** WHAT IS EXPECTED **
Scan the lines below; pull out those with "title".

** MATERIAL PROVIDED **
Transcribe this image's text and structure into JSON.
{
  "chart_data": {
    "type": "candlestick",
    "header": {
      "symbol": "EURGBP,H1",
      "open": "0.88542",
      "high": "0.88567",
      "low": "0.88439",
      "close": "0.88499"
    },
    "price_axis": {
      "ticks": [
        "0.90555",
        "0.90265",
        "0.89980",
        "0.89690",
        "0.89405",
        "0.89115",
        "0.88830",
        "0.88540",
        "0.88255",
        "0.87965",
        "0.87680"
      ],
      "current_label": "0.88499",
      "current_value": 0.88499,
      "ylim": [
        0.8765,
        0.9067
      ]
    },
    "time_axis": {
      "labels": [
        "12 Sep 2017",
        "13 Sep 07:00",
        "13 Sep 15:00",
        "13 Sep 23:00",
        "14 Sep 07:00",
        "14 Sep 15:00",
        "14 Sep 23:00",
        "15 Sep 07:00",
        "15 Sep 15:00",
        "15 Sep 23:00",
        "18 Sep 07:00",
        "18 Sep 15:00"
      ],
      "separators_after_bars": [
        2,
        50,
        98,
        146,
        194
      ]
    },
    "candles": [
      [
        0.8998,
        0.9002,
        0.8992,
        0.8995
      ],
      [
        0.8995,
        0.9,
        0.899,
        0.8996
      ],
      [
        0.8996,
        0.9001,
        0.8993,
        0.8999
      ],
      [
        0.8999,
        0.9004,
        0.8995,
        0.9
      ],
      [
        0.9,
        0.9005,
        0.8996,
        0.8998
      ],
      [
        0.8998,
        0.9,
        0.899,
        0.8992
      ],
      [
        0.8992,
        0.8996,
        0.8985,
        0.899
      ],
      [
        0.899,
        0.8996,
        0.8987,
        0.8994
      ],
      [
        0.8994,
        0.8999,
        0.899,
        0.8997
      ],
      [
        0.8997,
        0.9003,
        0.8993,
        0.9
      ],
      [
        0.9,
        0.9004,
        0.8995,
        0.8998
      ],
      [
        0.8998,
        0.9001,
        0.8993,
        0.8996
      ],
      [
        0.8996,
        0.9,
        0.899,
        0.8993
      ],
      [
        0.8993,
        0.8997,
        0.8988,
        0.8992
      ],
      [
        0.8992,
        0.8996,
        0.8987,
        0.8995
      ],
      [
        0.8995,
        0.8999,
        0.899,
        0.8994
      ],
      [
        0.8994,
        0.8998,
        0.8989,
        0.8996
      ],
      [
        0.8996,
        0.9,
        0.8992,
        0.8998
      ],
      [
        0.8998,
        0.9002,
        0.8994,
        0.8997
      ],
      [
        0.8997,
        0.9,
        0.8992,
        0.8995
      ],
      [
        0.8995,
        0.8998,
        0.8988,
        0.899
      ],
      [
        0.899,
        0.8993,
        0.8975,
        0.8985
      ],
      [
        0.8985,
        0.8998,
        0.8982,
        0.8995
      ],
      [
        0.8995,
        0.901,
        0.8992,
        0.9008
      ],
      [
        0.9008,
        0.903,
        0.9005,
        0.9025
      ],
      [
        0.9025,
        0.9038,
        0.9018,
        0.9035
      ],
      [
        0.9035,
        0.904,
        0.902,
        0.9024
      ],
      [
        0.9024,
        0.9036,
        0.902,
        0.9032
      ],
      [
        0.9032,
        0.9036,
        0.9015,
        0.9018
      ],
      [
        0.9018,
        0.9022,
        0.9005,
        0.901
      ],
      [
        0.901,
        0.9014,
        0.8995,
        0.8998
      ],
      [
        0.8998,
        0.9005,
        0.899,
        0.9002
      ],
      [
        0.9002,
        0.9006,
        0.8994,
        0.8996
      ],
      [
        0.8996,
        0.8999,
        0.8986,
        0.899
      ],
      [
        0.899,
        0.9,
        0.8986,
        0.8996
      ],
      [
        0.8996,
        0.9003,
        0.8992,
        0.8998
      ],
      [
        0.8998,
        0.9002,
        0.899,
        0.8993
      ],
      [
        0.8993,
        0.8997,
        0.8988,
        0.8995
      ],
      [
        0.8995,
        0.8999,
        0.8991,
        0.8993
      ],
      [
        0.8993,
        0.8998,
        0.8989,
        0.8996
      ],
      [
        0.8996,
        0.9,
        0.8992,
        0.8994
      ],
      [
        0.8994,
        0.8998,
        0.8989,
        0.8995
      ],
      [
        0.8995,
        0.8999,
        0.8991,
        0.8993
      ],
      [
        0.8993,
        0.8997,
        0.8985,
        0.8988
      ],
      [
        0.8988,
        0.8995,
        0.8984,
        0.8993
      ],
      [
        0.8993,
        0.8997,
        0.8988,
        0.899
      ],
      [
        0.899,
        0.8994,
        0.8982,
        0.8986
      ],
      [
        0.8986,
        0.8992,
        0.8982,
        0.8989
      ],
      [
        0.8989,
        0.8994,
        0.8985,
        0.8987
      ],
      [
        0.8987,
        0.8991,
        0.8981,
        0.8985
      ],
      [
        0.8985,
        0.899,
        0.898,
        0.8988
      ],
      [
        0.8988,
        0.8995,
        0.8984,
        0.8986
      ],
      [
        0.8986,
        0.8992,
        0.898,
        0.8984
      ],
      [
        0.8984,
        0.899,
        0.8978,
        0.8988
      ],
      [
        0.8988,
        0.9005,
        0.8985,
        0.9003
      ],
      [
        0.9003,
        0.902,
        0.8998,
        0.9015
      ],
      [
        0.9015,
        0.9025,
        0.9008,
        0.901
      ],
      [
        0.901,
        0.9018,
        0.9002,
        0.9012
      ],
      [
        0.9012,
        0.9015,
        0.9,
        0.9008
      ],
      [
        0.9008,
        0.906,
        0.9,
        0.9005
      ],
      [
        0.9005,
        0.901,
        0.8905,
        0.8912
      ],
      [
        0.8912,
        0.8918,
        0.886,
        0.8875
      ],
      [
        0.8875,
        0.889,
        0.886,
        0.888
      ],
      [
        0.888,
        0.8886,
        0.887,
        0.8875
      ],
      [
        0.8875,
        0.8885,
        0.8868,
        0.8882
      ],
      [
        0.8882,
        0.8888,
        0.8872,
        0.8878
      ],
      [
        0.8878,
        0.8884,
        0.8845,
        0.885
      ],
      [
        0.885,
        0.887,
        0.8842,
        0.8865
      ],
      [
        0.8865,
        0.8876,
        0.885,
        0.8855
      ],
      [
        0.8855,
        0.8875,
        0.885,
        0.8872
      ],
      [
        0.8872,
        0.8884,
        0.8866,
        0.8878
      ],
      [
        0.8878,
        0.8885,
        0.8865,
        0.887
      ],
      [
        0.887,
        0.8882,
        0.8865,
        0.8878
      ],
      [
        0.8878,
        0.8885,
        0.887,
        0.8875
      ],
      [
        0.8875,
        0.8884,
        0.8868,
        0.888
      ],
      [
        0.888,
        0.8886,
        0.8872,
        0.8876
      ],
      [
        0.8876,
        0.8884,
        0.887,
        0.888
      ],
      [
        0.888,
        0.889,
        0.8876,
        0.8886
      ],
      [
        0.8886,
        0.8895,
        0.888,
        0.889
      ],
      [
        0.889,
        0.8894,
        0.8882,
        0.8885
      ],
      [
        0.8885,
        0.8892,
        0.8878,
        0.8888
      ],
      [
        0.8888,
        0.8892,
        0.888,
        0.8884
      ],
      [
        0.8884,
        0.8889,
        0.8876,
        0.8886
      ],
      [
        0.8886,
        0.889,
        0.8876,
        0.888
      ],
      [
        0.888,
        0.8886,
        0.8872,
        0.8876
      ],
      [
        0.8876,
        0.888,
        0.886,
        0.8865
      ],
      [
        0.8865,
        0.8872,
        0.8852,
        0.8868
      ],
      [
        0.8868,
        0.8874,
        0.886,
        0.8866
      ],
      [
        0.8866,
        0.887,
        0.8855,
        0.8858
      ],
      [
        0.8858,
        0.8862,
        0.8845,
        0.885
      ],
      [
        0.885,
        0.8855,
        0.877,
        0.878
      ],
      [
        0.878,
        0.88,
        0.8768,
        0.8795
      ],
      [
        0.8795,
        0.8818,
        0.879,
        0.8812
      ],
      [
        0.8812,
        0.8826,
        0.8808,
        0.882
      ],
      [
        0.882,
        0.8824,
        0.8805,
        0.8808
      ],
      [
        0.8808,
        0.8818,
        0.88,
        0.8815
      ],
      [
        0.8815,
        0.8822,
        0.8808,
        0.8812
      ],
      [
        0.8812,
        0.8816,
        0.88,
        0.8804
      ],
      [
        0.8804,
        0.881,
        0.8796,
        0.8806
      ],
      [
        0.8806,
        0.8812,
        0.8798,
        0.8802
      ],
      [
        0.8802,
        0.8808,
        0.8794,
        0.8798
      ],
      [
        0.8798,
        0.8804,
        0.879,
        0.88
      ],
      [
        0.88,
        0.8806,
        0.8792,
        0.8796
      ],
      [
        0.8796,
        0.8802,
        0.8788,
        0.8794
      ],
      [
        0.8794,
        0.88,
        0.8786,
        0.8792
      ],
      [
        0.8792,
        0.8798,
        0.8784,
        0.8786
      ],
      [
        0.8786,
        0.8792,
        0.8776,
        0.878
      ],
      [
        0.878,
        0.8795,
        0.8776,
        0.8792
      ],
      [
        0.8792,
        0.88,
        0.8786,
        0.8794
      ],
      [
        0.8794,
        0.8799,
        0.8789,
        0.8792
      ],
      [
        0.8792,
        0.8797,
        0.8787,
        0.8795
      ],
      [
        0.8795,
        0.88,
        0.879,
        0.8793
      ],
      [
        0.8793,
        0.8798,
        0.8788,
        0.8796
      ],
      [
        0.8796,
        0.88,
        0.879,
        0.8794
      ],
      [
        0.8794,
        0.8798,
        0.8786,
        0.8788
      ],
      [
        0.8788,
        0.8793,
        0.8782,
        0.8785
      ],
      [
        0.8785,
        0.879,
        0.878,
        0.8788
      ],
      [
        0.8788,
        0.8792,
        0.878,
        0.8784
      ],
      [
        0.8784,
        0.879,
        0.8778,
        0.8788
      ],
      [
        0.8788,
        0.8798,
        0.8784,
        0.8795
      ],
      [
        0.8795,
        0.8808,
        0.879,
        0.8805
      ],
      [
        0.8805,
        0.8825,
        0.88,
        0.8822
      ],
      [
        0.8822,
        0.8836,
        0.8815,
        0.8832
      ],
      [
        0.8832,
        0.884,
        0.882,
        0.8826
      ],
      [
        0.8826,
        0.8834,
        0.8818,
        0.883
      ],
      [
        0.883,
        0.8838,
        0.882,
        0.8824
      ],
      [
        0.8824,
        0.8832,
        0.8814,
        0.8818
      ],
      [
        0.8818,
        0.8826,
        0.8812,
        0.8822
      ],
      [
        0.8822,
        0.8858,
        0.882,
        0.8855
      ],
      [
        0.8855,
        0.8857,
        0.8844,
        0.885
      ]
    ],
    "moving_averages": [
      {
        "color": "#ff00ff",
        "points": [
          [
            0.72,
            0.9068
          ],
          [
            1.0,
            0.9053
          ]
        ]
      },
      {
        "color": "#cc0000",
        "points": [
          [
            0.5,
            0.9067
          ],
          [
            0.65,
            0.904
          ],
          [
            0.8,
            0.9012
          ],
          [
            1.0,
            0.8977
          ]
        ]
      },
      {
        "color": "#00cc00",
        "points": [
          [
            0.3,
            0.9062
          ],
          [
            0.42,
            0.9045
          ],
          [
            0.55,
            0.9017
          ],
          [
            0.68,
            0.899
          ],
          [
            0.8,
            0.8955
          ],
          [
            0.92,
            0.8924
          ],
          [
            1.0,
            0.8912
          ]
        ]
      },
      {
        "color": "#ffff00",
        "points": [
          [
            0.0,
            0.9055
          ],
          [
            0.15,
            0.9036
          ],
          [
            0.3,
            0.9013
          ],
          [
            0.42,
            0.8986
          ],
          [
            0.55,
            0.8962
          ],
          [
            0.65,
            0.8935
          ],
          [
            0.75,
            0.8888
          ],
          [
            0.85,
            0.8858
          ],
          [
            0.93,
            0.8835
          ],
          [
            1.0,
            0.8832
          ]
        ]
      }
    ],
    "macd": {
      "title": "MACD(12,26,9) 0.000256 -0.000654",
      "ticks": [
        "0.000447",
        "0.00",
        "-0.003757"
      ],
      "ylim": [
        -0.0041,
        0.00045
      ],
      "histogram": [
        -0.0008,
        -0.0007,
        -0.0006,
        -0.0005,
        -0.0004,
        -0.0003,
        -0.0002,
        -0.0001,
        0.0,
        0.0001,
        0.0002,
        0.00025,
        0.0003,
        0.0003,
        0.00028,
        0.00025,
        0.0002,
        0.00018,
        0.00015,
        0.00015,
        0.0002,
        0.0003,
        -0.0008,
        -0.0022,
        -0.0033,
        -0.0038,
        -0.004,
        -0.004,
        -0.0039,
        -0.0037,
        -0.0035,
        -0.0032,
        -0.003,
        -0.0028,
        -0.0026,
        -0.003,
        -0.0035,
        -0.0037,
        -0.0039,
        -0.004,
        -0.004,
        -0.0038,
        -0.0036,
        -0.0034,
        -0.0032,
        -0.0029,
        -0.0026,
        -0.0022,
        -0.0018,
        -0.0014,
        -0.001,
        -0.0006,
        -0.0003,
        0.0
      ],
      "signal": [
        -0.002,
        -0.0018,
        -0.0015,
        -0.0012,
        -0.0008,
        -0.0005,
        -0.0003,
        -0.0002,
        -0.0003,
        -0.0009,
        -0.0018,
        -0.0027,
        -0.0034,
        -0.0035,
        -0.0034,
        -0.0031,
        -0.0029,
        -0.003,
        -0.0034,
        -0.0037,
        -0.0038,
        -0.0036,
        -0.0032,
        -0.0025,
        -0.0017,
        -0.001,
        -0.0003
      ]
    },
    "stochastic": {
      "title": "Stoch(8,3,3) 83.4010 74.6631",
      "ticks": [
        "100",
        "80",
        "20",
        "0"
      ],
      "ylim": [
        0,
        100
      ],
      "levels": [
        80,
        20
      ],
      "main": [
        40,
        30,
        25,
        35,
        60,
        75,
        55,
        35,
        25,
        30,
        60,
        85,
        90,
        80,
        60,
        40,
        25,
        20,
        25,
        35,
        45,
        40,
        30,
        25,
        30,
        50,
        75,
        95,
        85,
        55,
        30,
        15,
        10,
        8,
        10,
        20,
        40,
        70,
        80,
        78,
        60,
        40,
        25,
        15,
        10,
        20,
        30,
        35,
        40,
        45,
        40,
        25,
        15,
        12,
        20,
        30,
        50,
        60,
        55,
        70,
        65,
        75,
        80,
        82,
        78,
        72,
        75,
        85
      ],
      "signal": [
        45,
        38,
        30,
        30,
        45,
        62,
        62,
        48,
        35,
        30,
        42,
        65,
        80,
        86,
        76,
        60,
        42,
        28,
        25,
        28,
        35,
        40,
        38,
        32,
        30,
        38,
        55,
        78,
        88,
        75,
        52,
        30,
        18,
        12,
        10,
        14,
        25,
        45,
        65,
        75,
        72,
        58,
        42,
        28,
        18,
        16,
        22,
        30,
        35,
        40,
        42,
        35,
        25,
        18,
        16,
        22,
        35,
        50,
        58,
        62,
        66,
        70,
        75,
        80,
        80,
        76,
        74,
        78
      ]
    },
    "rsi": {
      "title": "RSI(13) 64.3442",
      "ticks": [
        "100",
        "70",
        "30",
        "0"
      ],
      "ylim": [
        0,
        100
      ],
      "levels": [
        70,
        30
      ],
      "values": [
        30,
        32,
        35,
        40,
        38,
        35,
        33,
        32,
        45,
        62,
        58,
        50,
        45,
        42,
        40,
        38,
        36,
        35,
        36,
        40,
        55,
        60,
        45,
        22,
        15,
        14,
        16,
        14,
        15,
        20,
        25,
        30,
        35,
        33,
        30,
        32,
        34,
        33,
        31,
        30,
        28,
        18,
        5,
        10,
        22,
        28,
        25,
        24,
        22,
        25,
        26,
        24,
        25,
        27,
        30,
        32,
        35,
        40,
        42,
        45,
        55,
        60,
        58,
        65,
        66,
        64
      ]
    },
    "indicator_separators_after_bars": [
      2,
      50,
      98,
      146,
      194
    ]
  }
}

** TASK RESULT **
      "title": "MACD(12,26,9) 0.000256 -0.000654",
      "title": "Stoch(8,3,3) 83.4010 74.6631",
      "title": "RSI(13) 64.3442",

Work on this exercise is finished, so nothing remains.